Directive.
Take the listing and print it in full, exactly as given.

Information given.
○ ○ ○ ○ ○ ○ ○
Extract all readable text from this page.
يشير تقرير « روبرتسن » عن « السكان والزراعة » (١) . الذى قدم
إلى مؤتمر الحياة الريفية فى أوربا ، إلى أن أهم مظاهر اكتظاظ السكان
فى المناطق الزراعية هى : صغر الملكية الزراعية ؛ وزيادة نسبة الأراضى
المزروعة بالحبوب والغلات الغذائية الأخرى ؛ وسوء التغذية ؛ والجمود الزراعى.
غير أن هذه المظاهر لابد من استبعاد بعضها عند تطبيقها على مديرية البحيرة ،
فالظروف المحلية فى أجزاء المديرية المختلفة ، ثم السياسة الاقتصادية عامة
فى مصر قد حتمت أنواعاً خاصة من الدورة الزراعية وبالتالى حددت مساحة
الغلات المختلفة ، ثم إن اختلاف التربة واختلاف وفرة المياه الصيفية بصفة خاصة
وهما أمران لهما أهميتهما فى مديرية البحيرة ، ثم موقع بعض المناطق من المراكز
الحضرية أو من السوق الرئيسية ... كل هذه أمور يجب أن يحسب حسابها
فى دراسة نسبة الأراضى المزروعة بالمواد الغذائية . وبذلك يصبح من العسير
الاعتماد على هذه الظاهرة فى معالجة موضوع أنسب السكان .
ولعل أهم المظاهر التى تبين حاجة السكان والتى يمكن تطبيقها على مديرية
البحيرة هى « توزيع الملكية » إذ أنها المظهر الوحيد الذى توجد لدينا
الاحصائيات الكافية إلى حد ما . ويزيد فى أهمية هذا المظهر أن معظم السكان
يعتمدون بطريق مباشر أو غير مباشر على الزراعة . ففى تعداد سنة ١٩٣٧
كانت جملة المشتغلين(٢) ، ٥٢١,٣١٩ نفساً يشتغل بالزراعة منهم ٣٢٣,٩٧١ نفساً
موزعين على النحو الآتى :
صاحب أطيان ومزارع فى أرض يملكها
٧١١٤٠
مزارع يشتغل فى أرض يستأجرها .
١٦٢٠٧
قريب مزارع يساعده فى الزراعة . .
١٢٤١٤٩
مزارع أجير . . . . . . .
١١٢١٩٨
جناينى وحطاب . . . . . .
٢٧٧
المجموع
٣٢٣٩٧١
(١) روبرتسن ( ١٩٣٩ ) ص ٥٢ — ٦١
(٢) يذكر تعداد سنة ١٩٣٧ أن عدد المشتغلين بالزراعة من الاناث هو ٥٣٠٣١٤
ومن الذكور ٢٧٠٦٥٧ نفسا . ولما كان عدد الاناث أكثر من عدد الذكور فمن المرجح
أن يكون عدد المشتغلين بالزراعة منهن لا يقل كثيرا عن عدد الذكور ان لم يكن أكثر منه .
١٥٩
○ ○ ○ ○ ○ ○ ○
Response below.
Extract all readable text from this page.
يشير تقرير « روبرتسن » عن « السكان والزراعة » (١) . الذى قدم
إلى مؤتمر الحياة الريفية فى أوربا ، إلى أن أهم مظاهر اكتظاظ السكان
فى المناطق الزراعية هى : صغر الملكية الزراعية ؛ وزيادة نسبة الأراضى
المزروعة بالحبوب والغلات الغذائية الأخرى ؛ وسوء التغذية ؛ والجمود الزراعى.
غير أن هذه المظاهر لابد من استبعاد بعضها عند تطبيقها على مديرية البحيرة ،
فالظروف المحلية فى أجزاء المديرية المختلفة ، ثم السياسة الاقتصادية عامة
فى مصر قد حتمت أنواعاً خاصة من الدورة الزراعية وبالتالى حددت مساحة
الغلات المختلفة ، ثم إن اختلاف التربة واختلاف وفرة المياه الصيفية بصفة خاصة
وهما أمران لهما أهميتهما فى مديرية البحيرة ، ثم موقع بعض المناطق من المراكز
الحضرية أو من السوق الرئيسية ... كل هذه أمور يجب أن يحسب حسابها
فى دراسة نسبة الأراضى المزروعة بالمواد الغذائية . وبذلك يصبح من العسير
الاعتماد على هذه الظاهرة فى معالجة موضوع أنسب السكان .
ولعل أهم المظاهر التى تبين حاجة السكان والتى يمكن تطبيقها على مديرية
البحيرة هى « توزيع الملكية » إذ أنها المظهر الوحيد الذى توجد لدينا
الاحصائيات الكافية إلى حد ما . ويزيد فى أهمية هذا المظهر أن معظم السكان
يعتمدون بطريق مباشر أو غير مباشر على الزراعة . ففى تعداد سنة ١٩٣٧
كانت جملة المشتغلين(٢) ، ٥٢١,٣١٩ نفساً يشتغل بالزراعة منهم ٣٢٣,٩٧١ نفساً
موزعين على النحو الآتى :
صاحب أطيان ومزارع فى أرض يملكها
٧١١٤٠
مزارع يشتغل فى أرض يستأجرها .
١٦٢٠٧
قريب مزارع يساعده فى الزراعة . .
١٢٤١٤٩
مزارع أجير . . . . . . .
١١٢١٩٨
جناينى وحطاب . . . . . .
٢٧٧
المجموع
٣٢٣٩٧١
(١) روبرتسن ( ١٩٣٩ ) ص ٥٢ — ٦١
(٢) يذكر تعداد سنة ١٩٣٧ أن عدد المشتغلين بالزراعة من الاناث هو ٥٣٠٣١٤
ومن الذكور ٢٧٠٦٥٧ نفسا . ولما كان عدد الاناث أكثر من عدد الذكور فمن المرجح
أن يكون عدد المشتغلين بالزراعة منهن لا يقل كثيرا عن عدد الذكور ان لم يكن أكثر منه .
١٥٩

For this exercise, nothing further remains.